Task details -
Please reproduce every record, keeping each one exactly as written.

(Stored data)

==============================

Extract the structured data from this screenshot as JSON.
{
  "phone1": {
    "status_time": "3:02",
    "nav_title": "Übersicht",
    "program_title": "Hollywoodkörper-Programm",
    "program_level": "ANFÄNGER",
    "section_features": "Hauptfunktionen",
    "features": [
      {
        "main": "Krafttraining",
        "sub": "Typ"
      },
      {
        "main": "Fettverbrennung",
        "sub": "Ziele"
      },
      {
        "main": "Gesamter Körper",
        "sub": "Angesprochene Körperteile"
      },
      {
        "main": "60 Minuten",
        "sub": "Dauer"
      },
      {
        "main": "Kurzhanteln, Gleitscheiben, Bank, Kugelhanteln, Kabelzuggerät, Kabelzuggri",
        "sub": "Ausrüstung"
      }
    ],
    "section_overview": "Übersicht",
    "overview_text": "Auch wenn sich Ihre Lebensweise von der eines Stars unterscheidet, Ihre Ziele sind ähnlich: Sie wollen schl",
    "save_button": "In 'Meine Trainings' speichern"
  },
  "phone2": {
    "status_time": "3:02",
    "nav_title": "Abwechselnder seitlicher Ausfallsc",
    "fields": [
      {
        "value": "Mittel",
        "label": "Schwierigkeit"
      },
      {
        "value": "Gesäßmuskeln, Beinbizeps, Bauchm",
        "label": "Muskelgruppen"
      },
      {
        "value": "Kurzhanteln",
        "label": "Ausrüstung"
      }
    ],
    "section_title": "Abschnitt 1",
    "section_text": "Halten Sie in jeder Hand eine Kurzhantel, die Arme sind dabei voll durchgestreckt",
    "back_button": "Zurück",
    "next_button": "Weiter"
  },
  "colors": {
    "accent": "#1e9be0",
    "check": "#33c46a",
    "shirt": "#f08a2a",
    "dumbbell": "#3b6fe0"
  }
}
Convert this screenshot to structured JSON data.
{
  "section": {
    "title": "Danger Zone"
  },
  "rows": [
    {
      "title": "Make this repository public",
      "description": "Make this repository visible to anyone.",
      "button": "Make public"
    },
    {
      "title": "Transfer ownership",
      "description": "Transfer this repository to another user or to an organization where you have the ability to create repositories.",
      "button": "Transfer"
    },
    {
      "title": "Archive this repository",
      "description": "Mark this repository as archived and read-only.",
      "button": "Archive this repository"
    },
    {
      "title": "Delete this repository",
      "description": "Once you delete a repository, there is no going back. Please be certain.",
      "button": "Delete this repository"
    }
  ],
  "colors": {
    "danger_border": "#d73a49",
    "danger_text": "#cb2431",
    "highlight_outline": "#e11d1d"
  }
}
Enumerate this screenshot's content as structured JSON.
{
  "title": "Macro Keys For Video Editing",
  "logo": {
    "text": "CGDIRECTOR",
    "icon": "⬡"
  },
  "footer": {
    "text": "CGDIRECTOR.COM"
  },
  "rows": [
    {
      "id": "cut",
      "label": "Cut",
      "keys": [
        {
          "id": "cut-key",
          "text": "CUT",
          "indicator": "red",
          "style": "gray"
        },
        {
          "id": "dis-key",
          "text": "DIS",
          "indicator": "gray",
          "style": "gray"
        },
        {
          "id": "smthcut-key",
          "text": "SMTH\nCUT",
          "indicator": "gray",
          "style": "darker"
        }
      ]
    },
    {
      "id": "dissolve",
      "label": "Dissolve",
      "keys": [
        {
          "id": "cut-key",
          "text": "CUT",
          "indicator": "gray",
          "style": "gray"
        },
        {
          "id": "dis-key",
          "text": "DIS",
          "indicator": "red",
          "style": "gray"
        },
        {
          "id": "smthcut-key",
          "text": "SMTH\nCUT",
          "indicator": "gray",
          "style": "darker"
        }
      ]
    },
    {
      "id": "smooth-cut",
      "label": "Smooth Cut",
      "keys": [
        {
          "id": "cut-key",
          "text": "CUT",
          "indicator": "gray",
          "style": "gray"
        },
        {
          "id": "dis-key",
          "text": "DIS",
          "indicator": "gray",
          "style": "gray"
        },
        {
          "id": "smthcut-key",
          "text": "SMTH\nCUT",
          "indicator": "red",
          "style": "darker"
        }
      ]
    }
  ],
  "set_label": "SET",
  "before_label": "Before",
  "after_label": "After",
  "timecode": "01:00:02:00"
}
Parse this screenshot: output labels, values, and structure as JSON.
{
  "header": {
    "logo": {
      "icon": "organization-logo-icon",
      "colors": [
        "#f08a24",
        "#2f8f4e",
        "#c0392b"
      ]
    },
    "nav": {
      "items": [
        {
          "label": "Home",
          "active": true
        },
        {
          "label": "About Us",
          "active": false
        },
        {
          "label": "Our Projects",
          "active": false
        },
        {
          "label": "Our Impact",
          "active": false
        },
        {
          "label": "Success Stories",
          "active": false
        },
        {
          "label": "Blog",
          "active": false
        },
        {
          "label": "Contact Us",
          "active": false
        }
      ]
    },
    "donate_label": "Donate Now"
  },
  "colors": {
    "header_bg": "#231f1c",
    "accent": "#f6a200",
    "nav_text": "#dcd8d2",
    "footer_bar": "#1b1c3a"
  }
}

==============================

Complete answer -
Extract the structured data from this screenshot as JSON.
{
  "phone1": {
    "status_time": "3:02",
    "nav_title": "Übersicht",
    "program_title": "Hollywoodkörper-Programm",
    "program_level": "ANFÄNGER",
    "section_features": "Hauptfunktionen",
    "features": [
      {
        "main": "Krafttraining",
        "sub": "Typ"
      },
      {
        "main": "Fettverbrennung",
        "sub": "Ziele"
      },
      {
        "main": "Gesamter Körper",
        "sub": "Angesprochene Körperteile"
      },
      {
        "main": "60 Minuten",
        "sub": "Dauer"
      },
      {
        "main": "Kurzhanteln, Gleitscheiben, Bank, Kugelhanteln, Kabelzuggerät, Kabelzuggri",
        "sub": "Ausrüstung"
      }
    ],
    "section_overview": "Übersicht",
    "overview_text": "Auch wenn sich Ihre Lebensweise von der eines Stars unterscheidet, Ihre Ziele sind ähnlich: Sie wollen schl",
    "save_button": "In 'Meine Trainings' speichern"
  },
  "phone2": {
    "status_time": "3:02",
    "nav_title": "Abwechselnder seitlicher Ausfallsc",
    "fields": [
      {
        "value": "Mittel",
        "label": "Schwierigkeit"
      },
      {
        "value": "Gesäßmuskeln, Beinbizeps, Bauchm",
        "label": "Muskelgruppen"
      },
      {
        "value": "Kurzhanteln",
        "label": "Ausrüstung"
      }
    ],
    "section_title": "Abschnitt 1",
    "section_text": "Halten Sie in jeder Hand eine Kurzhantel, die Arme sind dabei voll durchgestreckt",
    "back_button": "Zurück",
    "next_button": "Weiter"
  },
  "colors": {
    "accent": "#1e9be0",
    "check": "#33c46a",
    "shirt": "#f08a2a",
    "dumbbell": "#3b6fe0"
  }
}
Convert this screenshot to structured JSON data.
{
  "section": {
    "title": "Danger Zone"
  },
  "rows": [
    {
      "title": "Make this repository public",
      "description": "Make this repository visible to anyone.",
      "button": "Make public"
    },
    {
      "title": "Transfer ownership",
      "description": "Transfer this repository to another user or to an organization where you have the ability to create repositories.",
      "button": "Transfer"
    },
    {
      "title": "Archive this repository",
      "description": "Mark this repository as archived and read-only.",
      "button": "Archive this repository"
    },
    {
      "title": "Delete this repository",
      "description": "Once you delete a repository, there is no going back. Please be certain.",
      "button": "Delete this repository"
    }
  ],
  "colors": {
    "danger_border": "#d73a49",
    "danger_text": "#cb2431",
    "highlight_outline": "#e11d1d"
  }
}
Enumerate this screenshot's content as structured JSON.
{
  "title": "Macro Keys For Video Editing",
  "logo": {
    "text": "CGDIRECTOR",
    "icon": "⬡"
  },
  "footer": {
    "text": "CGDIRECTOR.COM"
  },
  "rows": [
    {
      "id": "cut",
      "label": "Cut",
      "keys": [
        {
          "id": "cut-key",
          "text": "CUT",
          "indicator": "red",
          "style": "gray"
        },
        {
          "id": "dis-key",
          "text": "DIS",
          "indicator": "gray",
          "style": "gray"
        },
        {
          "id": "smthcut-key",
          "text": "SMTH\nCUT",
          "indicator": "gray",
          "style": "darker"
        }
      ]
    },
    {
      "id": "dissolve",
      "label": "Dissolve",
      "keys": [
        {
          "id": "cut-key",
          "text": "CUT",
          "indicator": "gray",
          "style": "gray"
        },
        {
          "id": "dis-key",
          "text": "DIS",
          "indicator": "red",
          "style": "gray"
        },
        {
          "id": "smthcut-key",
          "text": "SMTH\nCUT",
          "indicator": "gray",
          "style": "darker"
        }
      ]
    },
    {
      "id": "smooth-cut",
      "label": "Smooth Cut",
      "keys": [
        {
          "id": "cut-key",
          "text": "CUT",
          "indicator": "gray",
          "style": "gray"
        },
        {
          "id": "dis-key",
          "text": "DIS",
          "indicator": "gray",
          "style": "gray"
        },
        {
          "id": "smthcut-key",
          "text": "SMTH\nCUT",
          "indicator": "red",
          "style": "darker"
        }
      ]
    }
  ],
  "set_label": "SET",
  "before_label": "Before",
  "after_label": "After",
  "timecode": "01:00:02:00"
}
Parse this screenshot: output labels, values, and structure as JSON.
{
  "header": {
    "logo": {
      "icon": "organization-logo-icon",
      "colors": [
        "#f08a24",
        "#2f8f4e",
        "#c0392b"
      ]
    },
    "nav": {
      "items": [
        {
          "label": "Home",
          "active": true
        },
        {
          "label": "About Us",
          "active": false
        },
        {
          "label": "Our Projects",
          "active": false
        },
        {
          "label": "Our Impact",
          "active": false
        },
        {
          "label": "Success Stories",
          "active": false
        },
        {
          "label": "Blog",
          "active": false
        },
        {
          "label": "Contact Us",
          "active": false
        }
      ]
    },
    "donate_label": "Donate Now"
  },
  "colors": {
    "header_bg": "#231f1c",
    "accent": "#f6a200",
    "nav_text": "#dcd8d2",
    "footer_bar": "#1b1c3a"
  }
}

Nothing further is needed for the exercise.